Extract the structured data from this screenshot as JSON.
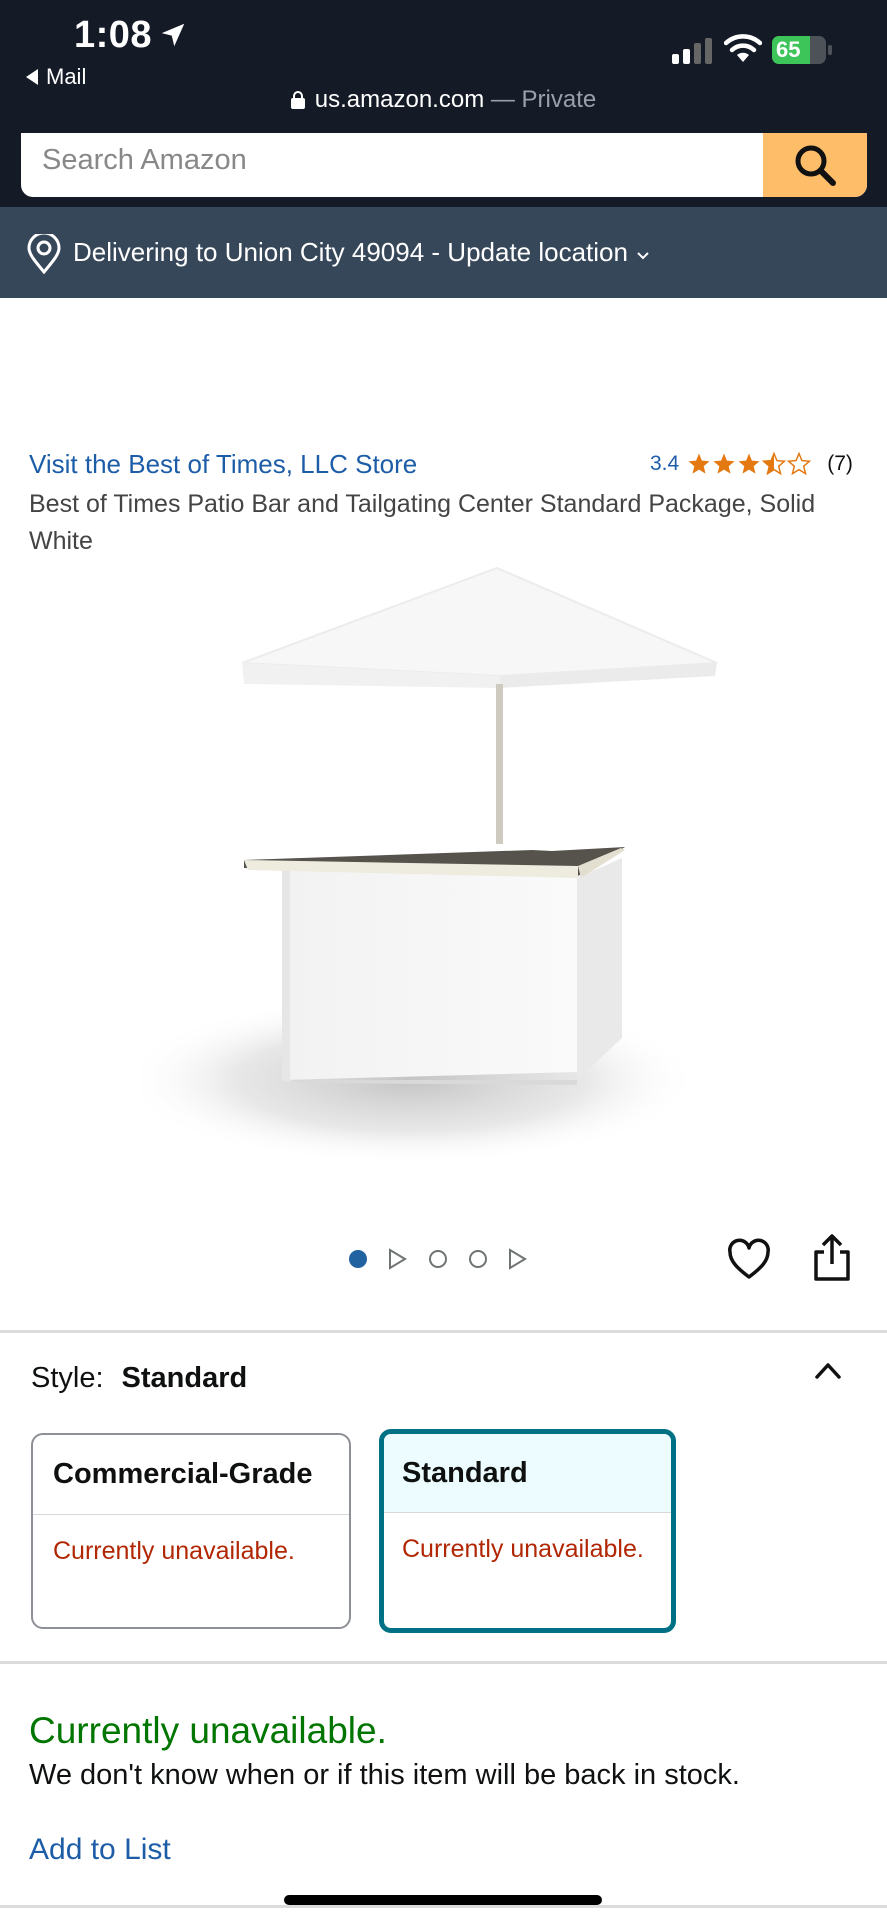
{
  "status_bar": {
    "time": "1:08",
    "back_app": "Mail",
    "battery": "65"
  },
  "browser": {
    "url": "us.amazon.com",
    "mode": " — Private"
  },
  "search": {
    "placeholder": "Search Amazon"
  },
  "delivery": {
    "text": "Delivering to Union City 49094 - Update location"
  },
  "product": {
    "store_link": "Visit the Best of Times, LLC Store",
    "rating_value": "3.4",
    "rating_count": "(7)",
    "stars_filled": 3.4,
    "title": "Best of Times Patio Bar and Tailgating Center Standard Package, Solid White"
  },
  "carousel": {
    "items": [
      "image",
      "video",
      "image",
      "image",
      "video"
    ],
    "active_index": 0
  },
  "style": {
    "label": "Style:",
    "selected": "Standard",
    "options": [
      {
        "name": "Commercial-Grade",
        "status": "Currently unavailable."
      },
      {
        "name": "Standard",
        "status": "Currently unavailable."
      }
    ]
  },
  "availability": {
    "status": "Currently unavailable.",
    "message": "We don't know when or if this item will be back in stock."
  },
  "actions": {
    "add_to_list": "Add to List"
  },
  "colors": {
    "status_bar_bg": "#141a26",
    "delivery_bg": "#37475a",
    "search_button": "#febd69",
    "link": "#1d5da8",
    "star": "#e47911",
    "selected_border": "#007185",
    "unavailable_red": "#b12704",
    "unavailable_green": "#007600"
  },
  "icons": [
    "location-arrow-icon",
    "signal-icon",
    "wifi-icon",
    "battery-icon",
    "lock-icon",
    "search-icon",
    "location-pin-icon",
    "chevron-down-icon",
    "star-icon",
    "heart-icon",
    "share-icon",
    "caret-up-icon"
  ]
}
___
Objective » Write out all the entries exactly, except for the pictures.

Response to the task »
Extract the structured data from this screenshot as JSON.
{
  "status_bar": {
    "time": "1:08",
    "back_app": "Mail",
    "battery": "65"
  },
  "browser": {
    "url": "us.amazon.com",
    "mode": " — Private"
  },
  "search": {
    "placeholder": "Search Amazon"
  },
  "delivery": {
    "text": "Delivering to Union City 49094 - Update location"
  },
  "product": {
    "store_link": "Visit the Best of Times, LLC Store",
    "rating_value": "3.4",
    "rating_count": "(7)",
    "stars_filled": 3.4,
    "title": "Best of Times Patio Bar and Tailgating Center Standard Package, Solid White"
  },
  "carousel": {
    "items": [
      "image",
      "video",
      "image",
      "image",
      "video"
    ],
    "active_index": 0
  },
  "style": {
    "label": "Style:",
    "selected": "Standard",
    "options": [
      {
        "name": "Commercial-Grade",
        "status": "Currently unavailable."
      },
      {
        "name": "Standard",
        "status": "Currently unavailable."
      }
    ]
  },
  "availability": {
    "status": "Currently unavailable.",
    "message": "We don't know when or if this item will be back in stock."
  },
  "actions": {
    "add_to_list": "Add to List"
  },
  "colors": {
    "status_bar_bg": "#141a26",
    "delivery_bg": "#37475a",
    "search_button": "#febd69",
    "link": "#1d5da8",
    "star": "#e47911",
    "selected_border": "#007185",
    "unavailable_red": "#b12704",
    "unavailable_green": "#007600"
  },
  "icons": [
    "location-arrow-icon",
    "signal-icon",
    "wifi-icon",
    "battery-icon",
    "lock-icon",
    "search-icon",
    "location-pin-icon",
    "chevron-down-icon",
    "star-icon",
    "heart-icon",
    "share-icon",
    "caret-up-icon"
  ]
}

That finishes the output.